(Saved data entries)
===============
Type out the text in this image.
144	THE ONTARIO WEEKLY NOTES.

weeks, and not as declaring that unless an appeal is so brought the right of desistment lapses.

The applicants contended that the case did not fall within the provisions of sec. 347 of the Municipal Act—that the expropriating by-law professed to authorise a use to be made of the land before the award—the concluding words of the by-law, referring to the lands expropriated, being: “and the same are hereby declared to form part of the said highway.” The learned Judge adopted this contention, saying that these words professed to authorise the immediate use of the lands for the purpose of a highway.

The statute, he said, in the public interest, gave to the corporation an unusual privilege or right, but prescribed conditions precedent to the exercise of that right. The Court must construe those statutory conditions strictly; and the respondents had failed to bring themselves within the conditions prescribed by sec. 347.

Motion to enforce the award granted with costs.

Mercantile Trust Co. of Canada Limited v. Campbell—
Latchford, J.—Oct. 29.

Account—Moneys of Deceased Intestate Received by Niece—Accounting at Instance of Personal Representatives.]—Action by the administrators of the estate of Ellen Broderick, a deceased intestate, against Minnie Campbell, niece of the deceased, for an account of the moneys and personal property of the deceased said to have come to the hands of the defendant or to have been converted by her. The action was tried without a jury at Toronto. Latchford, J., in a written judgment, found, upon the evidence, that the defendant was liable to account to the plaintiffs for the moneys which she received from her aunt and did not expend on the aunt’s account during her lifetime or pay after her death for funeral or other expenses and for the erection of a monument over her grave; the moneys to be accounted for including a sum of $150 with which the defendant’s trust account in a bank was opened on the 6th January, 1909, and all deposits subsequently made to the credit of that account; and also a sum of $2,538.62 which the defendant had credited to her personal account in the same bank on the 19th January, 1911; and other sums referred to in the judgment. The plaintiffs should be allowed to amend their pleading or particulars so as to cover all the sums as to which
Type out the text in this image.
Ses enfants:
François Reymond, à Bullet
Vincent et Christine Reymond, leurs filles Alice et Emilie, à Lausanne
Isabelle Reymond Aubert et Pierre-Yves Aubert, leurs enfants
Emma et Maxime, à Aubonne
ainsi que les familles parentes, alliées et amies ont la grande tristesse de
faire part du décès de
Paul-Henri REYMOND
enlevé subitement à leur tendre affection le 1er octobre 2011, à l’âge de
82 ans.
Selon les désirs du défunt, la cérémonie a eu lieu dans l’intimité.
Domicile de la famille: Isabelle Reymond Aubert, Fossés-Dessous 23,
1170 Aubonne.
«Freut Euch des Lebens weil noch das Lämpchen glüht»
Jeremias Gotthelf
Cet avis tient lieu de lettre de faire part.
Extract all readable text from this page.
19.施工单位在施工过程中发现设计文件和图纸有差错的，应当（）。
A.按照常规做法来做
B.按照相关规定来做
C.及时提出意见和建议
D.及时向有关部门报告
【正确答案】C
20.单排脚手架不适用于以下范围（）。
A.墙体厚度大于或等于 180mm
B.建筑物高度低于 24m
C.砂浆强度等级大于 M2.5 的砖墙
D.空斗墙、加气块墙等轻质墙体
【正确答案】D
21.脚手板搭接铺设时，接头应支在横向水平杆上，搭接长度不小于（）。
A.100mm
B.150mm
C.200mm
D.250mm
===============
Your task is to give the records above again, exactly.

COMPLETE ANSWER:
Type out the text in this image.
144	THE ONTARIO WEEKLY NOTES.

weeks, and not as declaring that unless an appeal is so brought the right of desistment lapses.

The applicants contended that the case did not fall within the provisions of sec. 347 of the Municipal Act—that the expropriating by-law professed to authorise a use to be made of the land before the award—the concluding words of the by-law, referring to the lands expropriated, being: “and the same are hereby declared to form part of the said highway.” The learned Judge adopted this contention, saying that these words professed to authorise the immediate use of the lands for the purpose of a highway.

The statute, he said, in the public interest, gave to the corporation an unusual privilege or right, but prescribed conditions precedent to the exercise of that right. The Court must construe those statutory conditions strictly; and the respondents had failed to bring themselves within the conditions prescribed by sec. 347.

Motion to enforce the award granted with costs.

Mercantile Trust Co. of Canada Limited v. Campbell—
Latchford, J.—Oct. 29.

Account—Moneys of Deceased Intestate Received by Niece—Accounting at Instance of Personal Representatives.]—Action by the administrators of the estate of Ellen Broderick, a deceased intestate, against Minnie Campbell, niece of the deceased, for an account of the moneys and personal property of the deceased said to have come to the hands of the defendant or to have been converted by her. The action was tried without a jury at Toronto. Latchford, J., in a written judgment, found, upon the evidence, that the defendant was liable to account to the plaintiffs for the moneys which she received from her aunt and did not expend on the aunt’s account during her lifetime or pay after her death for funeral or other expenses and for the erection of a monument over her grave; the moneys to be accounted for including a sum of $150 with which the defendant’s trust account in a bank was opened on the 6th January, 1909, and all deposits subsequently made to the credit of that account; and also a sum of $2,538.62 which the defendant had credited to her personal account in the same bank on the 19th January, 1911; and other sums referred to in the judgment. The plaintiffs should be allowed to amend their pleading or particulars so as to cover all the sums as to which
Type out the text in this image.
Ses enfants:
François Reymond, à Bullet
Vincent et Christine Reymond, leurs filles Alice et Emilie, à Lausanne
Isabelle Reymond Aubert et Pierre-Yves Aubert, leurs enfants
Emma et Maxime, à Aubonne
ainsi que les familles parentes, alliées et amies ont la grande tristesse de
faire part du décès de
Paul-Henri REYMOND
enlevé subitement à leur tendre affection le 1er octobre 2011, à l’âge de
82 ans.
Selon les désirs du défunt, la cérémonie a eu lieu dans l’intimité.
Domicile de la famille: Isabelle Reymond Aubert, Fossés-Dessous 23,
1170 Aubonne.
«Freut Euch des Lebens weil noch das Lämpchen glüht»
Jeremias Gotthelf
Cet avis tient lieu de lettre de faire part.
Extract all readable text from this page.
19.施工单位在施工过程中发现设计文件和图纸有差错的，应当（）。
A.按照常规做法来做
B.按照相关规定来做
C.及时提出意见和建议
D.及时向有关部门报告
【正确答案】C
20.单排脚手架不适用于以下范围（）。
A.墙体厚度大于或等于 180mm
B.建筑物高度低于 24m
C.砂浆强度等级大于 M2.5 的砖墙
D.空斗墙、加气块墙等轻质墙体
【正确答案】D
21.脚手板搭接铺设时，接头应支在横向水平杆上，搭接长度不小于（）。
A.100mm
B.150mm
C.200mm
D.250mm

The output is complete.